Job
Each line of the material must be returned exactly.

Records to use
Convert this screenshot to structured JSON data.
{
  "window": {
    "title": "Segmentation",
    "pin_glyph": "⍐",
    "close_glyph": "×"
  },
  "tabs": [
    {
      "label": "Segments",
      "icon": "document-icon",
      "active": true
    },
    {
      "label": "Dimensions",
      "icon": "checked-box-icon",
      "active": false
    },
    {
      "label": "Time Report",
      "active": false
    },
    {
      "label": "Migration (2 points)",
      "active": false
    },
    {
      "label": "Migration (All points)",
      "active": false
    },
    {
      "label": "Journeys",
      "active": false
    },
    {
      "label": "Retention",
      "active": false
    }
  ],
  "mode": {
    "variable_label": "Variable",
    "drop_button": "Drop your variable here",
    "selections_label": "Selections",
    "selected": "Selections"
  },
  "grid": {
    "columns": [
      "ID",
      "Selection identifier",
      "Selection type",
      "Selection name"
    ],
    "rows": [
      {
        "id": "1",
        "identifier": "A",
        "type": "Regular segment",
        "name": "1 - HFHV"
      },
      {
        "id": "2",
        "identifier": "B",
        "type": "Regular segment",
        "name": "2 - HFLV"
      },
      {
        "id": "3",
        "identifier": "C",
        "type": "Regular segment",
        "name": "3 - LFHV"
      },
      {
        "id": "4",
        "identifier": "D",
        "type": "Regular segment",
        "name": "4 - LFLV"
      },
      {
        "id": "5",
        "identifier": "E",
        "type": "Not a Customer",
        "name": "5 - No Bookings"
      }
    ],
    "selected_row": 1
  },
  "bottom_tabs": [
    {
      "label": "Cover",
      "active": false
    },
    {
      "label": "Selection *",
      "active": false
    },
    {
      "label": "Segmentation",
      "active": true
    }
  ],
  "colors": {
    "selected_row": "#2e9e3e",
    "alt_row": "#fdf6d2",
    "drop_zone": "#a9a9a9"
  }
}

Answer in full
Convert this screenshot to structured JSON data.
{
  "window": {
    "title": "Segmentation",
    "pin_glyph": "⍐",
    "close_glyph": "×"
  },
  "tabs": [
    {
      "label": "Segments",
      "icon": "document-icon",
      "active": true
    },
    {
      "label": "Dimensions",
      "icon": "checked-box-icon",
      "active": false
    },
    {
      "label": "Time Report",
      "active": false
    },
    {
      "label": "Migration (2 points)",
      "active": false
    },
    {
      "label": "Migration (All points)",
      "active": false
    },
    {
      "label": "Journeys",
      "active": false
    },
    {
      "label": "Retention",
      "active": false
    }
  ],
  "mode": {
    "variable_label": "Variable",
    "drop_button": "Drop your variable here",
    "selections_label": "Selections",
    "selected": "Selections"
  },
  "grid": {
    "columns": [
      "ID",
      "Selection identifier",
      "Selection type",
      "Selection name"
    ],
    "rows": [
      {
        "id": "1",
        "identifier": "A",
        "type": "Regular segment",
        "name": "1 - HFHV"
      },
      {
        "id": "2",
        "identifier": "B",
        "type": "Regular segment",
        "name": "2 - HFLV"
      },
      {
        "id": "3",
        "identifier": "C",
        "type": "Regular segment",
        "name": "3 - LFHV"
      },
      {
        "id": "4",
        "identifier": "D",
        "type": "Regular segment",
        "name": "4 - LFLV"
      },
      {
        "id": "5",
        "identifier": "E",
        "type": "Not a Customer",
        "name": "5 - No Bookings"
      }
    ],
    "selected_row": 1
  },
  "bottom_tabs": [
    {
      "label": "Cover",
      "active": false
    },
    {
      "label": "Selection *",
      "active": false
    },
    {
      "label": "Segmentation",
      "active": true
    }
  ],
  "colors": {
    "selected_row": "#2e9e3e",
    "alt_row": "#fdf6d2",
    "drop_zone": "#a9a9a9"
  }
}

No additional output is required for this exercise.